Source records
⁂
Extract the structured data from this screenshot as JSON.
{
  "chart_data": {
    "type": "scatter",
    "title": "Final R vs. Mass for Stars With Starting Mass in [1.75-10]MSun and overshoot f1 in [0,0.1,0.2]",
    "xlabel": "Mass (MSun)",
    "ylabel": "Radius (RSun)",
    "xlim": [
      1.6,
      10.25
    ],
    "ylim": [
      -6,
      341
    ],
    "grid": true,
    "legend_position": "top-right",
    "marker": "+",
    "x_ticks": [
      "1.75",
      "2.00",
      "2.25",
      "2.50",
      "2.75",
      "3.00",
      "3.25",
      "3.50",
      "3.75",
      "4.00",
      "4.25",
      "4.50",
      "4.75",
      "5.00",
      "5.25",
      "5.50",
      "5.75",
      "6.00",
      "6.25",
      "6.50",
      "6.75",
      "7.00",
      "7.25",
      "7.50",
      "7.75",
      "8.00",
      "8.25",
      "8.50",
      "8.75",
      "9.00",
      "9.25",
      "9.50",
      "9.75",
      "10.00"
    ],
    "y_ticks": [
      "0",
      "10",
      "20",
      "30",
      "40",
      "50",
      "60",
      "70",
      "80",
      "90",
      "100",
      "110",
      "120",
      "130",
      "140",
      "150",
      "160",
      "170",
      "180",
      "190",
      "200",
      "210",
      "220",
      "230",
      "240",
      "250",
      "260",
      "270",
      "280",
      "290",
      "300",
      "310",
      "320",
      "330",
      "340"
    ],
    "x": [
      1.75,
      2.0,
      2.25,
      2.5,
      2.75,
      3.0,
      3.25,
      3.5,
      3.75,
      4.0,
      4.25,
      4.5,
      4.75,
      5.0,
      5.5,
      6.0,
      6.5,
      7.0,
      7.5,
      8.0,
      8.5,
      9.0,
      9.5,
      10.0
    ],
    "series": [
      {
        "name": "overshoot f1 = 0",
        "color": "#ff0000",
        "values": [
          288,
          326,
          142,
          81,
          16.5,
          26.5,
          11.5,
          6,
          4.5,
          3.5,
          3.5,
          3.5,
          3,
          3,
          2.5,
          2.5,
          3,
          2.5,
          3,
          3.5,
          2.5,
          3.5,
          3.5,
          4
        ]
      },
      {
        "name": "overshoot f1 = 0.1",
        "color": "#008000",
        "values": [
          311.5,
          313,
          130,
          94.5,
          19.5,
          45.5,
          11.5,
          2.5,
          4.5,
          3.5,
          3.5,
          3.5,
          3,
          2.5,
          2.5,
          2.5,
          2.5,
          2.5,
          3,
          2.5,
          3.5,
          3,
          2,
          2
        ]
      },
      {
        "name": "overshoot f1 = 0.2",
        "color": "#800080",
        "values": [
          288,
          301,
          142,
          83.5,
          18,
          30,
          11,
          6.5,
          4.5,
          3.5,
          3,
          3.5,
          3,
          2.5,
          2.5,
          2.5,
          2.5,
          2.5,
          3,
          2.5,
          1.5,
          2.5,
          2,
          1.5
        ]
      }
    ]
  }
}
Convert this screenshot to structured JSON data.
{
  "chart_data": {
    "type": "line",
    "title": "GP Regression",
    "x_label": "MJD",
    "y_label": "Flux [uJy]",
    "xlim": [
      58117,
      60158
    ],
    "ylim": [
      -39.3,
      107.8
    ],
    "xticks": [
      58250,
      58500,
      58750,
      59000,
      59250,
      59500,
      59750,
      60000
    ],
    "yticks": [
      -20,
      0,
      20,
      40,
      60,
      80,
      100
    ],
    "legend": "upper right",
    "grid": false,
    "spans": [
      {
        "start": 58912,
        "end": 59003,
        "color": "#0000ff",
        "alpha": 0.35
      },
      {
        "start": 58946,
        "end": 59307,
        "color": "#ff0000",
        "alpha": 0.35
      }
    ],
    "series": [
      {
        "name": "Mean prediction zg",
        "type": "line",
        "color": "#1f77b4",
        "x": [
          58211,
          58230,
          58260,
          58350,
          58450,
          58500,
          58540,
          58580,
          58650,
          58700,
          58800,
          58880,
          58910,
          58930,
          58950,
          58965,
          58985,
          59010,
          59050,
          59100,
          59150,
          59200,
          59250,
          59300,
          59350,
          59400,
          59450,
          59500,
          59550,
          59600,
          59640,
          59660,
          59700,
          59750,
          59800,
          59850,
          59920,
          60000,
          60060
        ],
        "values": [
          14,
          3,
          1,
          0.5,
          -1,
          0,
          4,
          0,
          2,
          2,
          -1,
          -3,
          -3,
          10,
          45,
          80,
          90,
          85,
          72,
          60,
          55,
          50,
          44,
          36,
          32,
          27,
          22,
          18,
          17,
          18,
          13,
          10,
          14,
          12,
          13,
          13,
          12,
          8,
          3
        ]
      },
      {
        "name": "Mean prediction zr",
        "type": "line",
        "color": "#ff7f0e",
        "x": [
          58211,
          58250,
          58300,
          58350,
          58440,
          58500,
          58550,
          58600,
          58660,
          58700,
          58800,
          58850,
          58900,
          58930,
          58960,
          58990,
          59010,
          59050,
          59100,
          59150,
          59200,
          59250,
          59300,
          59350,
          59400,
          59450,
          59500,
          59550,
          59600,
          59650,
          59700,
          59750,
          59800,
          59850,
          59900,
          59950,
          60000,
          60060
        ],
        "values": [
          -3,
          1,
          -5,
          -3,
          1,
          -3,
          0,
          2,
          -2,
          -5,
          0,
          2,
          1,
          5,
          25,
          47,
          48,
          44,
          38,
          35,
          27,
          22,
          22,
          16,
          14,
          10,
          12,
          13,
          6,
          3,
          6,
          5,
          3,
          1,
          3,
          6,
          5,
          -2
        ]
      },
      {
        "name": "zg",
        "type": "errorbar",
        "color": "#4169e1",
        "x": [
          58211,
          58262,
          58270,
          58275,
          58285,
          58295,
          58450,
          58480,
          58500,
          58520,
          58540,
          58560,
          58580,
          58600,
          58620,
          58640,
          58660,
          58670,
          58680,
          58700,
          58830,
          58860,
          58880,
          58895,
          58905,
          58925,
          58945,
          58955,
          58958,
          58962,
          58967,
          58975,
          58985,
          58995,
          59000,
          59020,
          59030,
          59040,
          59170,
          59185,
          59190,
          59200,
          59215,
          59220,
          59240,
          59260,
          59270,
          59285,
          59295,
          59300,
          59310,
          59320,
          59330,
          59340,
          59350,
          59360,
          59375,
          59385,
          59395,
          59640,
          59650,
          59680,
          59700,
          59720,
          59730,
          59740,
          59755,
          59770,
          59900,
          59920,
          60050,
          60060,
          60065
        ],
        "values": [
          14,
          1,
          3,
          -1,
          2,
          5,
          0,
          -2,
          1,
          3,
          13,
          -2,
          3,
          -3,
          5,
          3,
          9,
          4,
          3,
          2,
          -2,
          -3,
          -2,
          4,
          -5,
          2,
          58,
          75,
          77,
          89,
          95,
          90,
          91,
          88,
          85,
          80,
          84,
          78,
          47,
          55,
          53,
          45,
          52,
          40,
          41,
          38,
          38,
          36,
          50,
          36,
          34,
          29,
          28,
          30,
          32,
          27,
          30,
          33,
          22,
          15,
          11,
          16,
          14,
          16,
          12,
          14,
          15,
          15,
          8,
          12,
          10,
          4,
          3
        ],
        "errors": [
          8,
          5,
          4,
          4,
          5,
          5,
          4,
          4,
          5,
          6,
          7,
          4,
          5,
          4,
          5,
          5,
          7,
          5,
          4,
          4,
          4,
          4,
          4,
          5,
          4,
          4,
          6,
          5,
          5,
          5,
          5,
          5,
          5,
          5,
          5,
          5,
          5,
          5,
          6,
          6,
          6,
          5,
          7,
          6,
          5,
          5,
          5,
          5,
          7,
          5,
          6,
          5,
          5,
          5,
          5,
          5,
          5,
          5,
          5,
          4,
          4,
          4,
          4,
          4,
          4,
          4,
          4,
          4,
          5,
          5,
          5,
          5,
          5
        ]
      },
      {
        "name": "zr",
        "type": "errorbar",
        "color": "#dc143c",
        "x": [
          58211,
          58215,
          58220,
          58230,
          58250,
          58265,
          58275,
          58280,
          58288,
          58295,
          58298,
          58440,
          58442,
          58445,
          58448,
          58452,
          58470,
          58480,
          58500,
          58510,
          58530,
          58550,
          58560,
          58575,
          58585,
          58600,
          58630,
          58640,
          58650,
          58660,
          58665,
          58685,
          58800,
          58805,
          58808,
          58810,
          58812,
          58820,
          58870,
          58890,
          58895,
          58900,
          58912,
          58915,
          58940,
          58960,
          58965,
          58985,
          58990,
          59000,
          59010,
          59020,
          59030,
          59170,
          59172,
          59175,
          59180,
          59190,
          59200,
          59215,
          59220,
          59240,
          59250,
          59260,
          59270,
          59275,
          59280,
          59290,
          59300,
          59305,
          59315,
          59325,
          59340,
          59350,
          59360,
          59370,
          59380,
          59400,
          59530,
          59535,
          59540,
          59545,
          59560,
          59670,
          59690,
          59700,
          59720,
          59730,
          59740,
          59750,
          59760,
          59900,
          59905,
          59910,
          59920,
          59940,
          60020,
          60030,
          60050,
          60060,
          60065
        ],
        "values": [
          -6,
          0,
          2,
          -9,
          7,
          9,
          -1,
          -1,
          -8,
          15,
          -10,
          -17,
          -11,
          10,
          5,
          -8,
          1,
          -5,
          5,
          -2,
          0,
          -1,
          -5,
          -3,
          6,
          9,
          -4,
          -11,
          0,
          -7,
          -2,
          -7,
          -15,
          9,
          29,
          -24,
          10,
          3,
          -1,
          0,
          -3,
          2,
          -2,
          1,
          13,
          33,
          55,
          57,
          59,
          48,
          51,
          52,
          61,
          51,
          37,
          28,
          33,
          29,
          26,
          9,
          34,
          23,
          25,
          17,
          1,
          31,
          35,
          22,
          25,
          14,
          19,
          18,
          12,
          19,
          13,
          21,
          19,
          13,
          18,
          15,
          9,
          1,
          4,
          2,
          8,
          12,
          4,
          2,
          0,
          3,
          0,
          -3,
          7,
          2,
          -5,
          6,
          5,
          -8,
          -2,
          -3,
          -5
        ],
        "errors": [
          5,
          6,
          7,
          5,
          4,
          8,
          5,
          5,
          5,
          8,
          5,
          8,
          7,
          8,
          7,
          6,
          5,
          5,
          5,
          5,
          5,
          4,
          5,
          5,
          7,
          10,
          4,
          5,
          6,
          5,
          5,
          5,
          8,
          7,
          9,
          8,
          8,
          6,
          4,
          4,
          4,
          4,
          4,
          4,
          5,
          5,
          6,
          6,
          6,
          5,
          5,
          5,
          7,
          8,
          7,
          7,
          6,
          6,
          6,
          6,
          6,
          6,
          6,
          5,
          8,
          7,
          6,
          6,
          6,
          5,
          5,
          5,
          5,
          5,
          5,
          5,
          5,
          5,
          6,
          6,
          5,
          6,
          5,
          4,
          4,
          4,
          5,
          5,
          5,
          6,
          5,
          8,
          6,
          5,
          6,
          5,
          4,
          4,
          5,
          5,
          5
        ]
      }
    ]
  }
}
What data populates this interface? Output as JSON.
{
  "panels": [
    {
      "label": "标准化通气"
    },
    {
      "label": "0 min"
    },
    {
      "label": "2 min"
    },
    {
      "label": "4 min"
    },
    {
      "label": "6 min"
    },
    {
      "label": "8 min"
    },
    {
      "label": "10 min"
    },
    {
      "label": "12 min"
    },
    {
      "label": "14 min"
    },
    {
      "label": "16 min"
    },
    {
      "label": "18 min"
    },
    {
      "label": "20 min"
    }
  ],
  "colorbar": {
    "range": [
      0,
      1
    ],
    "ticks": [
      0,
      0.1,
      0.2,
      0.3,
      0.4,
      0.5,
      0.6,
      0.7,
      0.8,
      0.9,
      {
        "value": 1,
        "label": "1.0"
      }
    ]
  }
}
⁂
- **Exercise instructions**
Give the number of lines where the string "prediction" occurs, without any further text.

- **Task answer**
2